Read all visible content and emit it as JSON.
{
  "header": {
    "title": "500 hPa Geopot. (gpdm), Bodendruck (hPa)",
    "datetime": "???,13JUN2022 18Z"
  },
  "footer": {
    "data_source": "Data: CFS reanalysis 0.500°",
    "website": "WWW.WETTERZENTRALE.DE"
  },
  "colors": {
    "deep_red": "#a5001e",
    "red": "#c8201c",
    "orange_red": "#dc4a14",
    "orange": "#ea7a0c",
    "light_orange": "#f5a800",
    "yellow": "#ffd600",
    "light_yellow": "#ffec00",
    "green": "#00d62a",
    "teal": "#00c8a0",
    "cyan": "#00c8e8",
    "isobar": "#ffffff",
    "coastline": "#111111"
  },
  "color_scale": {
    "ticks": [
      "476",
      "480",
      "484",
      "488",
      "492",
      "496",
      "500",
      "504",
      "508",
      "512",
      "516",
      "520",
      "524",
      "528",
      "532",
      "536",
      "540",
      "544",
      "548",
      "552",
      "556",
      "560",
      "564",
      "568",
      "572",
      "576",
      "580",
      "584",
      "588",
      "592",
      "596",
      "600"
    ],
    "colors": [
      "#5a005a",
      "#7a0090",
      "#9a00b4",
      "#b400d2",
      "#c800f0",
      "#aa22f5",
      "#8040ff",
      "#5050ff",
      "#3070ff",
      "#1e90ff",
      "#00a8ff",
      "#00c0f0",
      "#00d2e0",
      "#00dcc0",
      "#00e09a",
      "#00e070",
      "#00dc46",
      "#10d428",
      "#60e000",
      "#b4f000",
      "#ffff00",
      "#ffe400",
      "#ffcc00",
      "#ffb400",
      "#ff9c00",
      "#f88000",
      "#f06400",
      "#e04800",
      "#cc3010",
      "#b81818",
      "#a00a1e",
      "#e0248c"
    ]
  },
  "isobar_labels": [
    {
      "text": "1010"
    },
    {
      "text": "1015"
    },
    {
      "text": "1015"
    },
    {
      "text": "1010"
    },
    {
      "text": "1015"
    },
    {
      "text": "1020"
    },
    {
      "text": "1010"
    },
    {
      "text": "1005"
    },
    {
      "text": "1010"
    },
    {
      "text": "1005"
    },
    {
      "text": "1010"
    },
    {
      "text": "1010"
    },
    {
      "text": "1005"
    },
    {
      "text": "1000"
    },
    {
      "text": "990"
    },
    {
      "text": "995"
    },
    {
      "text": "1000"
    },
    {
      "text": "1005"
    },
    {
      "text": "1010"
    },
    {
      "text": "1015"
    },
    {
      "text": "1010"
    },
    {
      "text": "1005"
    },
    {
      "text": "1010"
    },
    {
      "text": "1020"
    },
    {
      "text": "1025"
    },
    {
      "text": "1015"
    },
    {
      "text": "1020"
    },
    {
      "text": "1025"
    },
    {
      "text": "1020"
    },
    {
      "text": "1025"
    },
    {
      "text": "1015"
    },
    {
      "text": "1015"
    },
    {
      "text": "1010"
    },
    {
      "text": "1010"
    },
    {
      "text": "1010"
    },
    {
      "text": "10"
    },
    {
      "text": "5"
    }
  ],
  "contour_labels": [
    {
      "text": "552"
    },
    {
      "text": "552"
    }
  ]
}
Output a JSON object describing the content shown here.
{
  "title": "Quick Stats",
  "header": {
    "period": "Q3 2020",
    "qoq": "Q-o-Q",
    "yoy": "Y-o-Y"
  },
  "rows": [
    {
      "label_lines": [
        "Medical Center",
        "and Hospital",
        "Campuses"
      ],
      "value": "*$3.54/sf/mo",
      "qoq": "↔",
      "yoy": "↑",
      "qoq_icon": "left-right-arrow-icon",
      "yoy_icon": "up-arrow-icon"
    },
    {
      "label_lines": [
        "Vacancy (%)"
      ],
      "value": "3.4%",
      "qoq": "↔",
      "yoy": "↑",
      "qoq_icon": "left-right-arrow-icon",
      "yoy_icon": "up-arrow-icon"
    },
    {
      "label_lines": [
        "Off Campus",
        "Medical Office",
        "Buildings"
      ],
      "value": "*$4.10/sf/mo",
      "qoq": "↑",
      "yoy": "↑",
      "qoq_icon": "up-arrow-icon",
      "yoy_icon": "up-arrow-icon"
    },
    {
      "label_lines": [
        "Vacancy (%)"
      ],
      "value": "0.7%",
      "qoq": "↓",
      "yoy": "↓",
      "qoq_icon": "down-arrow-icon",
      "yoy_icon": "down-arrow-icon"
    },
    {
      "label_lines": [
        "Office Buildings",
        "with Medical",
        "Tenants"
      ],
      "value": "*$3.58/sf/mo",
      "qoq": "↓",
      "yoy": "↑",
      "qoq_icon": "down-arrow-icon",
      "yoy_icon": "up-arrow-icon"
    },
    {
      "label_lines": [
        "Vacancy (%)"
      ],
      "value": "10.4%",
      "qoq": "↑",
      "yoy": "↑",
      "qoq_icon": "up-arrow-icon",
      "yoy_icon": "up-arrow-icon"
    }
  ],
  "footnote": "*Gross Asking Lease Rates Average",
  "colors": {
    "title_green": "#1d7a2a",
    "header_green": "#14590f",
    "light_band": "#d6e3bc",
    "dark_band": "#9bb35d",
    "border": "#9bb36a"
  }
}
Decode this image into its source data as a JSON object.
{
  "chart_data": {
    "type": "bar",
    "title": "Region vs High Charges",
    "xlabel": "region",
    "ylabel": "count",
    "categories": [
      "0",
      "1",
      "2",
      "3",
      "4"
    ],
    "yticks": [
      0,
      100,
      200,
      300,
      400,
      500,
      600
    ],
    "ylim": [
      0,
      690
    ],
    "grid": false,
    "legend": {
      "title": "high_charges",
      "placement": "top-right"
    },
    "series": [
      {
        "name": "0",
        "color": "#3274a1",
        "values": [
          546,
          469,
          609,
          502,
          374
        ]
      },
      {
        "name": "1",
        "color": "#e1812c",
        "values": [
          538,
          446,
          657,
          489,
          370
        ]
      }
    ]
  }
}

# # # # #

Written request –
The required output is the exact sequence of lines from the one containing "Decode this image" through the end of the listing, both endpoints included.

Correct answer –
Decode this image into its source data as a JSON object.
{
  "chart_data": {
    "type": "bar",
    "title": "Region vs High Charges",
    "xlabel": "region",
    "ylabel": "count",
    "categories": [
      "0",
      "1",
      "2",
      "3",
      "4"
    ],
    "yticks": [
      0,
      100,
      200,
      300,
      400,
      500,
      600
    ],
    "ylim": [
      0,
      690
    ],
    "grid": false,
    "legend": {
      "title": "high_charges",
      "placement": "top-right"
    },
    "series": [
      {
        "name": "0",
        "color": "#3274a1",
        "values": [
          546,
          469,
          609,
          502,
          374
        ]
      },
      {
        "name": "1",
        "color": "#e1812c",
        "values": [
          538,
          446,
          657,
          489,
          370
        ]
      }
    ]
  }
}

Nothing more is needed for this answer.